--- START ---

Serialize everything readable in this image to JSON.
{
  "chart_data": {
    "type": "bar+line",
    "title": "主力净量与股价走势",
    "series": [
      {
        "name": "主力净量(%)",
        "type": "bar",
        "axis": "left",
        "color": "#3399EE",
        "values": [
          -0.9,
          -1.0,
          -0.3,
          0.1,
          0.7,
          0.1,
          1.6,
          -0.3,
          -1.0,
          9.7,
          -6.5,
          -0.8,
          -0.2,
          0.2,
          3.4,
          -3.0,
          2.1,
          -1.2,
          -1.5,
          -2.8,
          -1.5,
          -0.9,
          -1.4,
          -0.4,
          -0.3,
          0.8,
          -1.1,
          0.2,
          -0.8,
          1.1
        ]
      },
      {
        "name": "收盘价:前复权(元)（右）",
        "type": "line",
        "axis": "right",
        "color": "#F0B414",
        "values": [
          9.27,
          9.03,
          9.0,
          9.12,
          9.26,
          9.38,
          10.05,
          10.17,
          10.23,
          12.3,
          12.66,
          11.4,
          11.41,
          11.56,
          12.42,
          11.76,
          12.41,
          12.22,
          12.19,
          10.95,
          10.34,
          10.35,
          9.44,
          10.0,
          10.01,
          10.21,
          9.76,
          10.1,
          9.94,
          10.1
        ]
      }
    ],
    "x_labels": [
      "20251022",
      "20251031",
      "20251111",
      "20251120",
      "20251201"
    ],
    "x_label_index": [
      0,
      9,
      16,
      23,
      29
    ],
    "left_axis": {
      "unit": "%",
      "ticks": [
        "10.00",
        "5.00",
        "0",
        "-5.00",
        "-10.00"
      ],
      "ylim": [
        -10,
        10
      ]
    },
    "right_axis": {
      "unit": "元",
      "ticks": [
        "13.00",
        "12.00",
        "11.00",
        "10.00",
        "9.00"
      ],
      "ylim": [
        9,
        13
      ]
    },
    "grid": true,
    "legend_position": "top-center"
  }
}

--- END ---

Reproduce the listing above word for word.

Serialize everything readable in this image to JSON.
{
  "chart_data": {
    "type": "bar+line",
    "title": "主力净量与股价走势",
    "series": [
      {
        "name": "主力净量(%)",
        "type": "bar",
        "axis": "left",
        "color": "#3399EE",
        "values": [
          -0.9,
          -1.0,
          -0.3,
          0.1,
          0.7,
          0.1,
          1.6,
          -0.3,
          -1.0,
          9.7,
          -6.5,
          -0.8,
          -0.2,
          0.2,
          3.4,
          -3.0,
          2.1,
          -1.2,
          -1.5,
          -2.8,
          -1.5,
          -0.9,
          -1.4,
          -0.4,
          -0.3,
          0.8,
          -1.1,
          0.2,
          -0.8,
          1.1
        ]
      },
      {
        "name": "收盘价:前复权(元)（右）",
        "type": "line",
        "axis": "right",
        "color": "#F0B414",
        "values": [
          9.27,
          9.03,
          9.0,
          9.12,
          9.26,
          9.38,
          10.05,
          10.17,
          10.23,
          12.3,
          12.66,
          11.4,
          11.41,
          11.56,
          12.42,
          11.76,
          12.41,
          12.22,
          12.19,
          10.95,
          10.34,
          10.35,
          9.44,
          10.0,
          10.01,
          10.21,
          9.76,
          10.1,
          9.94,
          10.1
        ]
      }
    ],
    "x_labels": [
      "20251022",
      "20251031",
      "20251111",
      "20251120",
      "20251201"
    ],
    "x_label_index": [
      0,
      9,
      16,
      23,
      29
    ],
    "left_axis": {
      "unit": "%",
      "ticks": [
        "10.00",
        "5.00",
        "0",
        "-5.00",
        "-10.00"
      ],
      "ylim": [
        -10,
        10
      ]
    },
    "right_axis": {
      "unit": "元",
      "ticks": [
        "13.00",
        "12.00",
        "11.00",
        "10.00",
        "9.00"
      ],
      "ylim": [
        9,
        13
      ]
    },
    "grid": true,
    "legend_position": "top-center"
  }
}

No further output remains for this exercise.